▶ **SHORT EXERCISE**: Please find all lines in the data that hold the string "withdrawal" and copy them.

(Records from a data collection)
----------

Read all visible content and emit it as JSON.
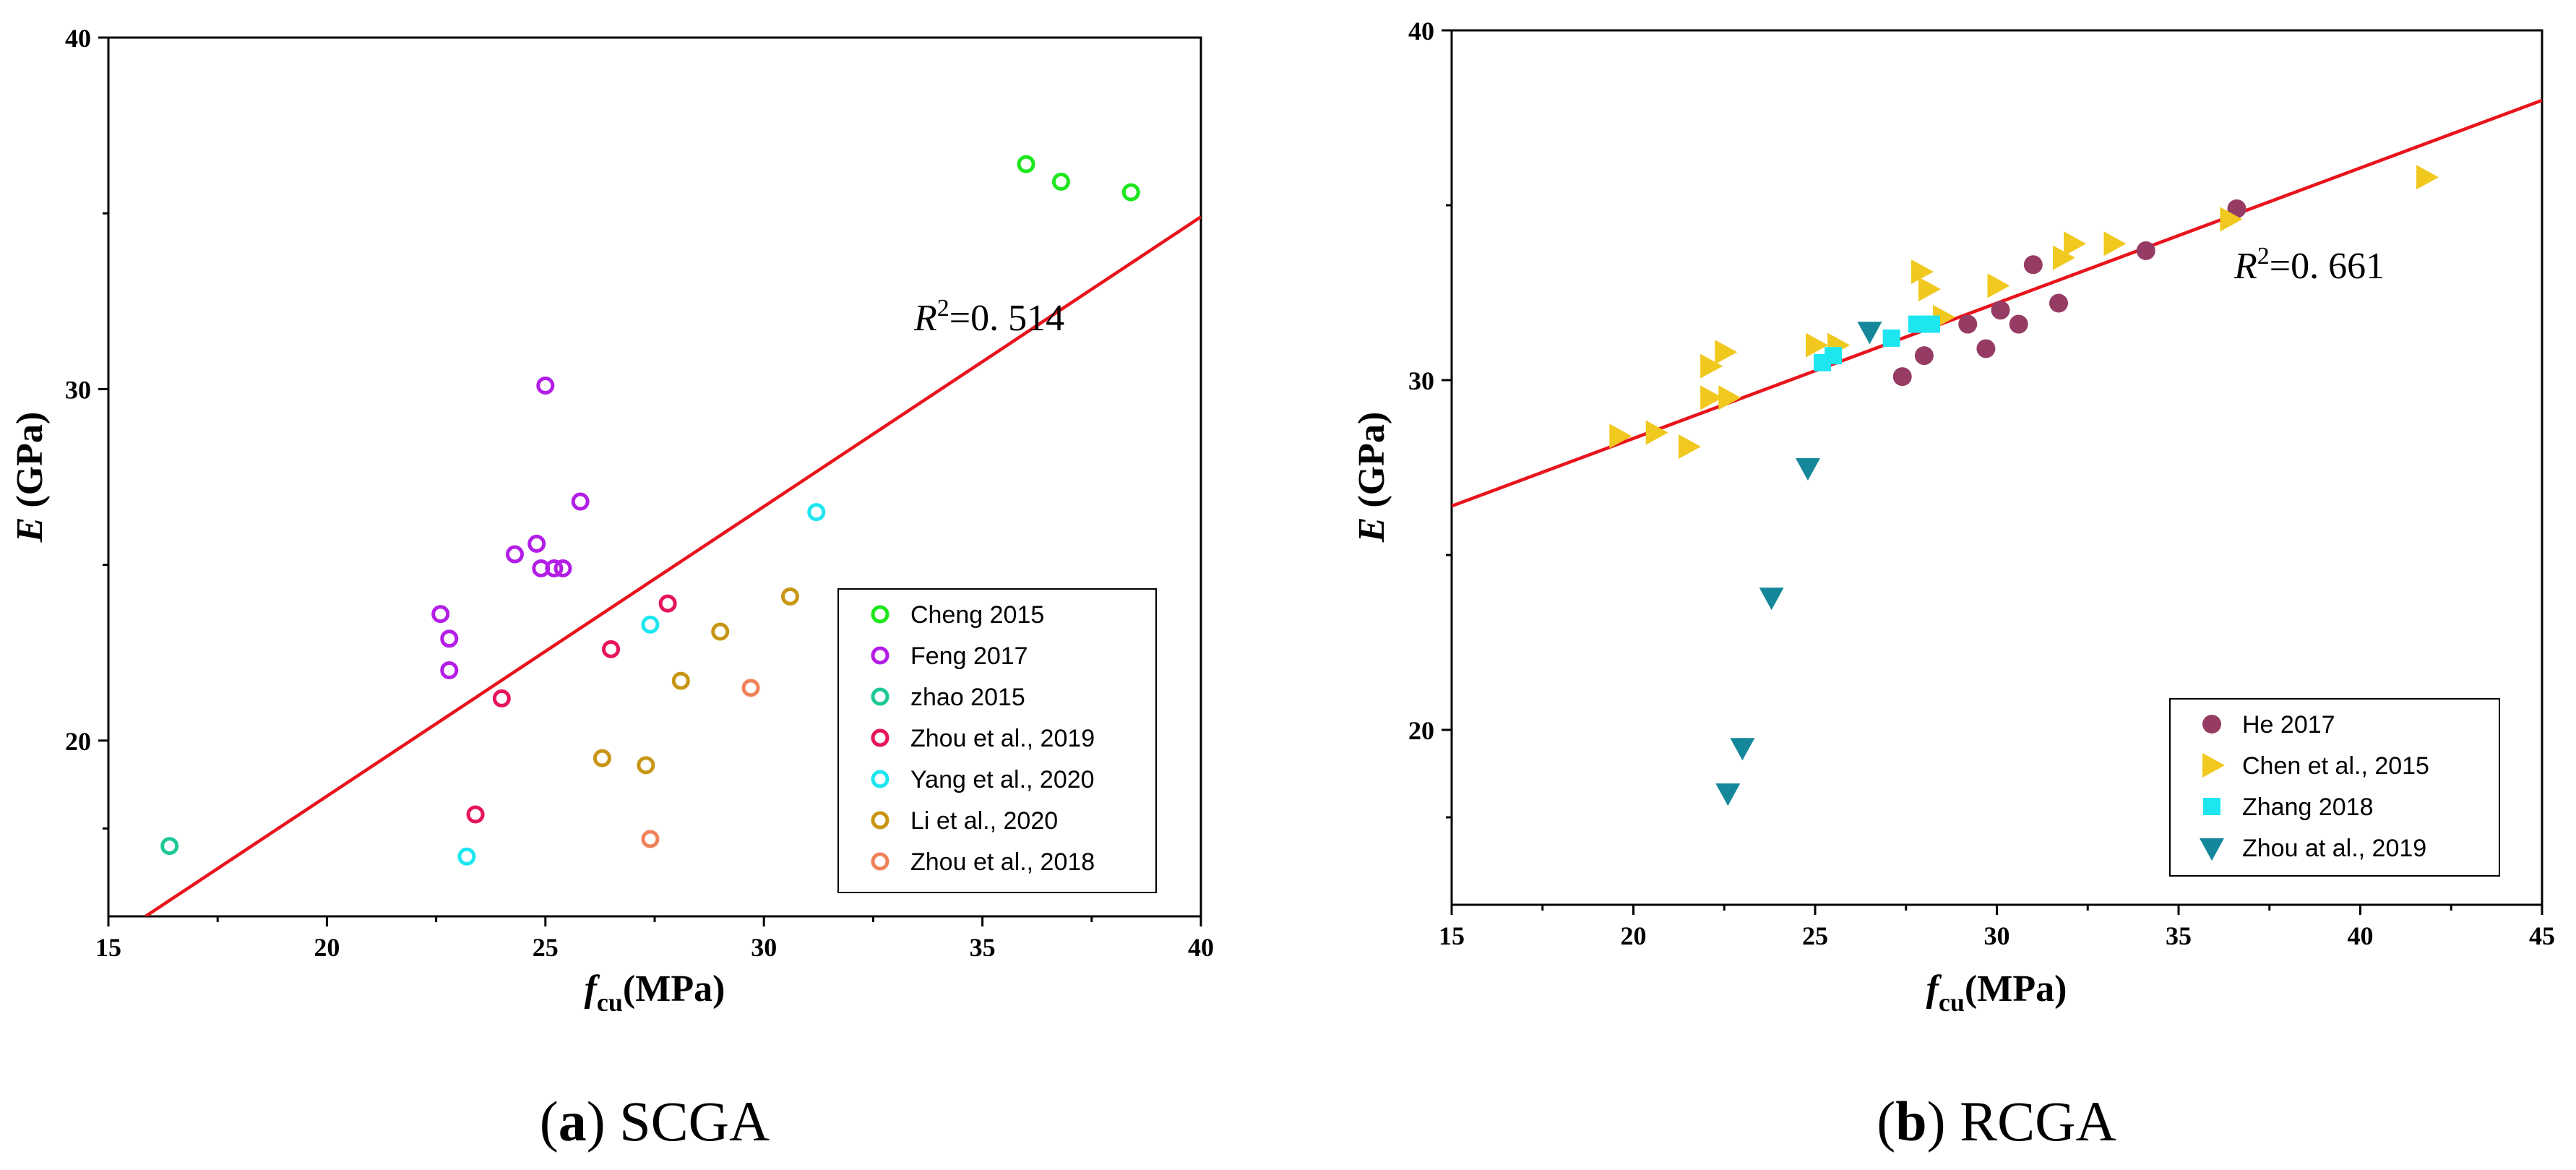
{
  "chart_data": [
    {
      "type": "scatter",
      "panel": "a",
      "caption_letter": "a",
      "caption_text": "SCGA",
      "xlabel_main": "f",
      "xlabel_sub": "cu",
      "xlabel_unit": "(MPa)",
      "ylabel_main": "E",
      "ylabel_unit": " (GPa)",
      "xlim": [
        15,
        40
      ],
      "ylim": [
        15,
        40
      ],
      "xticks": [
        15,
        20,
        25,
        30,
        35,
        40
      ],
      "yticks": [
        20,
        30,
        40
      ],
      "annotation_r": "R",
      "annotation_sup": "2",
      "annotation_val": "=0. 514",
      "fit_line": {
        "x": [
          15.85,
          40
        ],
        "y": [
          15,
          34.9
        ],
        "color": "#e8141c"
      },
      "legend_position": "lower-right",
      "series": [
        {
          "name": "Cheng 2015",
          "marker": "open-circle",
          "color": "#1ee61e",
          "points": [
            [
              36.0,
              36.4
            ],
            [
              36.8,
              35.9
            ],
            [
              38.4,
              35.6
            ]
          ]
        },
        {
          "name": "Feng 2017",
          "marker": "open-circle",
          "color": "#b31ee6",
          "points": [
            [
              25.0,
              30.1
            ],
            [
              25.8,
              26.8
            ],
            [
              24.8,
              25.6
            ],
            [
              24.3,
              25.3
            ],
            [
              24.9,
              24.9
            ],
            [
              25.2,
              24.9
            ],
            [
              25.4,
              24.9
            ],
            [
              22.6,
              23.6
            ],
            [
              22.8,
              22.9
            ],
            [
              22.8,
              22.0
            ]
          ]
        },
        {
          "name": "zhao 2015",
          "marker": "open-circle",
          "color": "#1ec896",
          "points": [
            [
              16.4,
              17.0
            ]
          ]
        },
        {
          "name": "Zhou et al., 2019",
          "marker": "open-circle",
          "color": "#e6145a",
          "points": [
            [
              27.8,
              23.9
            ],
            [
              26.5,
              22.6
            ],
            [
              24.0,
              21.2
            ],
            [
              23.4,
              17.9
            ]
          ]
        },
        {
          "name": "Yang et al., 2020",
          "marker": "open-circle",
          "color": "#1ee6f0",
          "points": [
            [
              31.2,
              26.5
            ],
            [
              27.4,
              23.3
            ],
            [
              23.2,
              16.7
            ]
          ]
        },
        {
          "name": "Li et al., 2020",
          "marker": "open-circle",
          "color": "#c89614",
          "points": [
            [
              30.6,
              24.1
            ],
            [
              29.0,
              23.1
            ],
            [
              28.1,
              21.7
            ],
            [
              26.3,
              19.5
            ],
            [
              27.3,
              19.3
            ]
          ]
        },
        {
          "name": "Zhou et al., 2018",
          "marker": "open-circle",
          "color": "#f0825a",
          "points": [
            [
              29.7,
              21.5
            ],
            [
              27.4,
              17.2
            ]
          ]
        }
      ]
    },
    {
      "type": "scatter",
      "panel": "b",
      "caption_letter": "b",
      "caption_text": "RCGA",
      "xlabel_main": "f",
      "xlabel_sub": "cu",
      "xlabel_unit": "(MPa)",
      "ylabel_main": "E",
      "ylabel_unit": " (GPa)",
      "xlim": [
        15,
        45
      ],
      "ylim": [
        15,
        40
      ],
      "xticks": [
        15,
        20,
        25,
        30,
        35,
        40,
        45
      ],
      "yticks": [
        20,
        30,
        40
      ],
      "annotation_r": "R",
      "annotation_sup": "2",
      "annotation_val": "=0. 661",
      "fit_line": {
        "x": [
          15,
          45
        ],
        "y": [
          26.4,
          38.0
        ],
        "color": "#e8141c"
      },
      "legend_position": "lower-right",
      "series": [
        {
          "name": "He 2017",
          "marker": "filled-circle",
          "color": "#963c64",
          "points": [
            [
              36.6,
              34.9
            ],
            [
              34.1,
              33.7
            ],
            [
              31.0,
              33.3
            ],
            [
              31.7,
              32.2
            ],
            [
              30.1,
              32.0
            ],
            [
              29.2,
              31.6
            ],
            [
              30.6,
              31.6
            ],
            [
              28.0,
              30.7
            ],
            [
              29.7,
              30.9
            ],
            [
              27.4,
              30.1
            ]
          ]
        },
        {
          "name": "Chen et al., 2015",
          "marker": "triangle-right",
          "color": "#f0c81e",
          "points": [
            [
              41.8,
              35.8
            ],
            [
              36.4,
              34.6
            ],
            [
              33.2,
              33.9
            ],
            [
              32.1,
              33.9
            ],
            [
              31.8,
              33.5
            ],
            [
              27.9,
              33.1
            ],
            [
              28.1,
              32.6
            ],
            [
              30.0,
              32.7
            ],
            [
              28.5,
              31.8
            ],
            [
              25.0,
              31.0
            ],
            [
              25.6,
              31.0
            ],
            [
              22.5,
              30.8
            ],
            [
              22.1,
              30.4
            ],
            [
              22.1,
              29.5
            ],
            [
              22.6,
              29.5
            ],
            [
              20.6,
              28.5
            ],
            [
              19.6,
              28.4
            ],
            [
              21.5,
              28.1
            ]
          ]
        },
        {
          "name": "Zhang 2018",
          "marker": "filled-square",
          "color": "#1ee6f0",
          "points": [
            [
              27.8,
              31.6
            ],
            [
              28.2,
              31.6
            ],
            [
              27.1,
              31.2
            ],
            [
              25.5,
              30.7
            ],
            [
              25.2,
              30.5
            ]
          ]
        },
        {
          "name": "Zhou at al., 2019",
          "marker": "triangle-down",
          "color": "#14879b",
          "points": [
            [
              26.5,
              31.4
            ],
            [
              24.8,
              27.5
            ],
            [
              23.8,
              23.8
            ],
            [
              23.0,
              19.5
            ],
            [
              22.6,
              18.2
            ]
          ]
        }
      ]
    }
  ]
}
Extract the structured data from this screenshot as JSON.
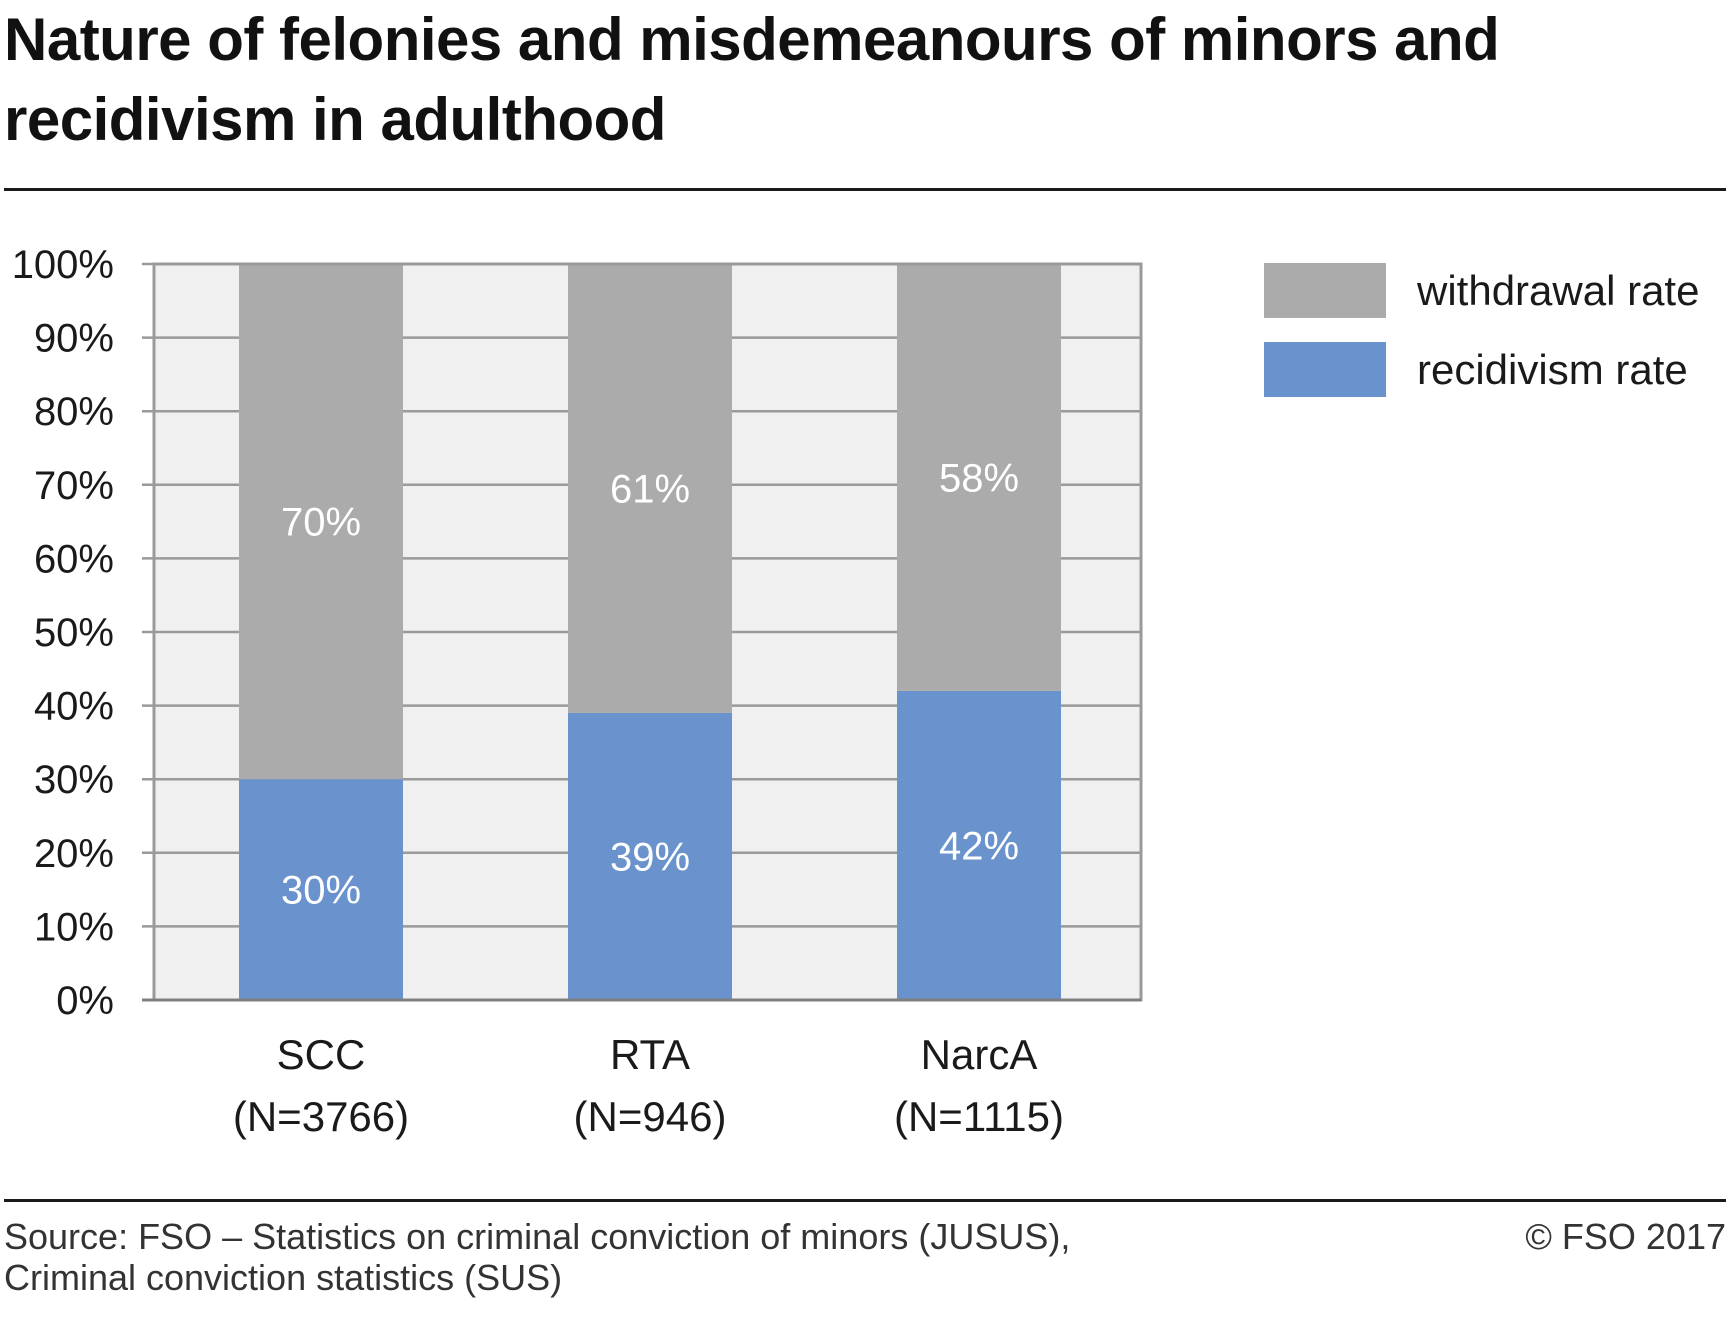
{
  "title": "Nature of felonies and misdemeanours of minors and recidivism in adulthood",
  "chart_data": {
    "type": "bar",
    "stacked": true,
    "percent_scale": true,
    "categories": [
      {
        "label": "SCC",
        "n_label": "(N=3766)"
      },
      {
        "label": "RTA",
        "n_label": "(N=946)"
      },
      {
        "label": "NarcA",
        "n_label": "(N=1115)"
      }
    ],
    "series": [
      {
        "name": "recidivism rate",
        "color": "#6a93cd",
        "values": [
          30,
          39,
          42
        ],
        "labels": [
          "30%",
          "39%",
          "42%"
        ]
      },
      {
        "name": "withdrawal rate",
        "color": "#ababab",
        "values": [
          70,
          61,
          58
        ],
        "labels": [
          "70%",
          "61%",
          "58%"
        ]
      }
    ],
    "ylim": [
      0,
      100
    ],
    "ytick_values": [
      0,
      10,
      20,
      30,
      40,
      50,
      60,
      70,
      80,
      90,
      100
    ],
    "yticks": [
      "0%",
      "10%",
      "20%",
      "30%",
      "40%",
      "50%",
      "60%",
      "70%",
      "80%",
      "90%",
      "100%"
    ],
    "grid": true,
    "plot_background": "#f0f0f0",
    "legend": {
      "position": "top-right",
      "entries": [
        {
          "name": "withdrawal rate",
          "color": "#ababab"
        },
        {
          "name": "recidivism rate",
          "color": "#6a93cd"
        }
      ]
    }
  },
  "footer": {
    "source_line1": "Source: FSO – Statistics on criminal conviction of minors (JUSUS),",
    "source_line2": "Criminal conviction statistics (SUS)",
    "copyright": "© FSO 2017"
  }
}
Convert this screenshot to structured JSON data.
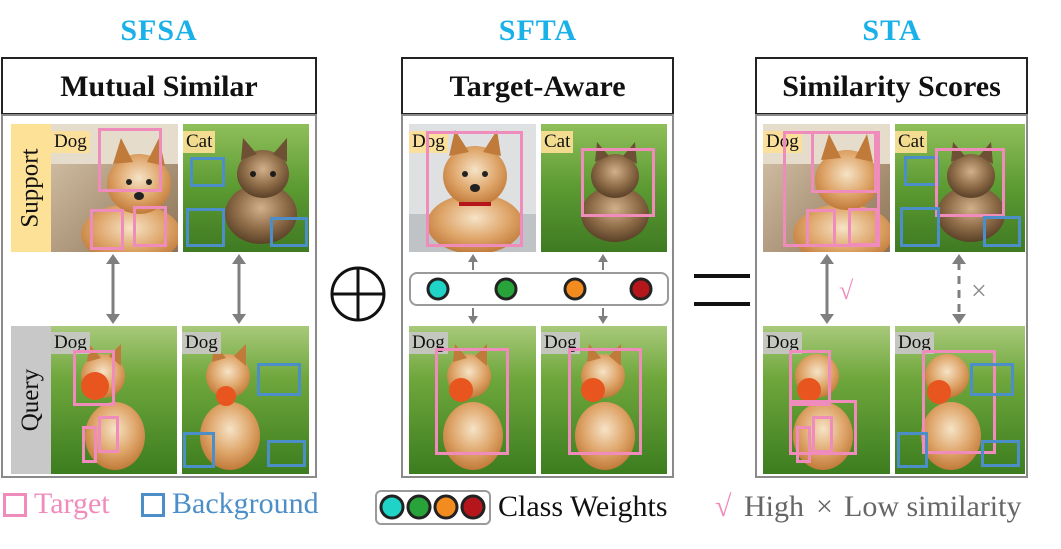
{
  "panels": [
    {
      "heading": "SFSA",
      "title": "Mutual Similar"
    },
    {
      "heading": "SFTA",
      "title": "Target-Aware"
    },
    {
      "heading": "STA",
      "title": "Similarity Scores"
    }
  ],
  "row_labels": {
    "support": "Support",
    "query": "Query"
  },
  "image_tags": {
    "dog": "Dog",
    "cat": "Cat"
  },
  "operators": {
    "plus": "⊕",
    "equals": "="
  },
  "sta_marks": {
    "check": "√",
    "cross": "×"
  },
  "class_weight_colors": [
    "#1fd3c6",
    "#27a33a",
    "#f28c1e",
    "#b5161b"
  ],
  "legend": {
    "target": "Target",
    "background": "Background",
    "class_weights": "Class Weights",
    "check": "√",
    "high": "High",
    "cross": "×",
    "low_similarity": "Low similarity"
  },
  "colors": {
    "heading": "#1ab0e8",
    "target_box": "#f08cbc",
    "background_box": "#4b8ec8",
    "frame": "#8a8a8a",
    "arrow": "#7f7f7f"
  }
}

----------

▶ **RESULT**:
        "name": "withdrawal rate",
          "name": "withdrawal rate",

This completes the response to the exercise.